═════ Brano estratto
- Un personaggio
che non apparteneva alla “casta”
La
morte di Biagio Conte, a soli 59 anni, ha avuto una risonanza che va ben oltre
la cerchia dei suoi collaboratori e sostenitori. La notizia è stata ripresa dai
giornali nazionali che hanno parlato di lui, dando ampio spazio alla
ricostruzione della sua storia. Il sindaco di Palermo, Roberto Lagalla ha
emanato un’ordinanza con cui ha indetto il lutto cittadino e le bandiere a
mezz’asta. E il presidente della
Repubblica, Sergio Mattarella, lo ha ricordato come «punto di riferimento, non
soltanto a Palermo, per chi crede nei valori della solidarietà e della dignità
della persona, che ha testimoniato concretamente, in maniera coinvolgente ed
eroica».
══════════
- _Dettagli del compito_
Per favore, riporta per intero il brano su Biagio Conte qui sopra, senza alcuna modifica.
═════ Informazioni fornite
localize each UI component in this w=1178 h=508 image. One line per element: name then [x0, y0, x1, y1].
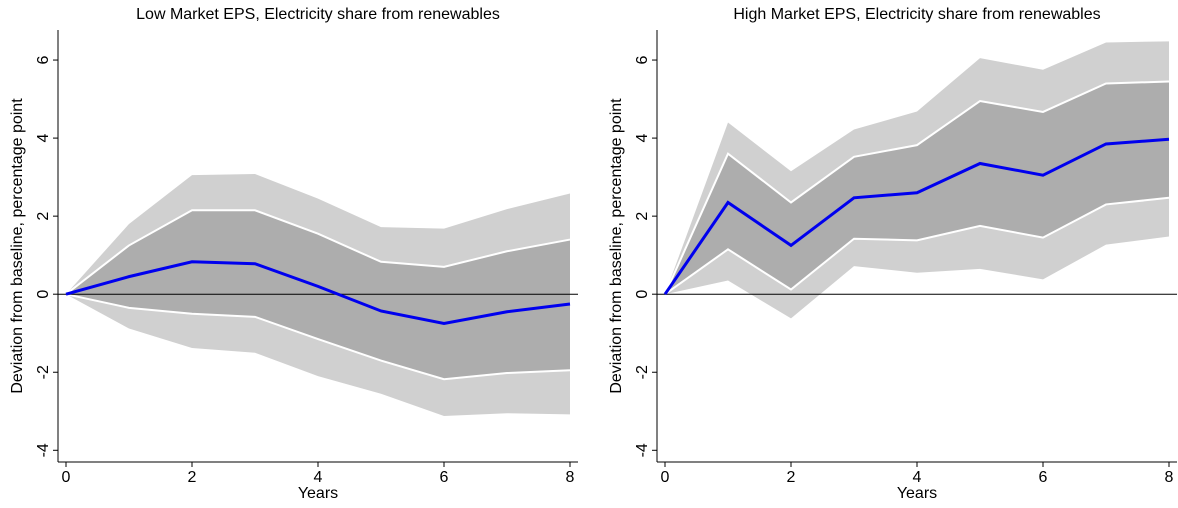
══════════
- _Risposta_
- Un personaggio
che non apparteneva alla “casta”
La
morte di Biagio Conte, a soli 59 anni, ha avuto una risonanza che va ben oltre
la cerchia dei suoi collaboratori e sostenitori. La notizia è stata ripresa dai
giornali nazionali che hanno parlato di lui, dando ampio spazio alla
ricostruzione della sua storia. Il sindaco di Palermo, Roberto Lagalla ha
emanato un’ordinanza con cui ha indetto il lutto cittadino e le bandiere a
mezz’asta. E il presidente della
Repubblica, Sergio Mattarella, lo ha ricordato come «punto di riferimento, non
soltanto a Palermo, per chi crede nei valori della solidarietà e della dignità
della persona, che ha testimoniato concretamente, in maniera coinvolgente ed
eroica».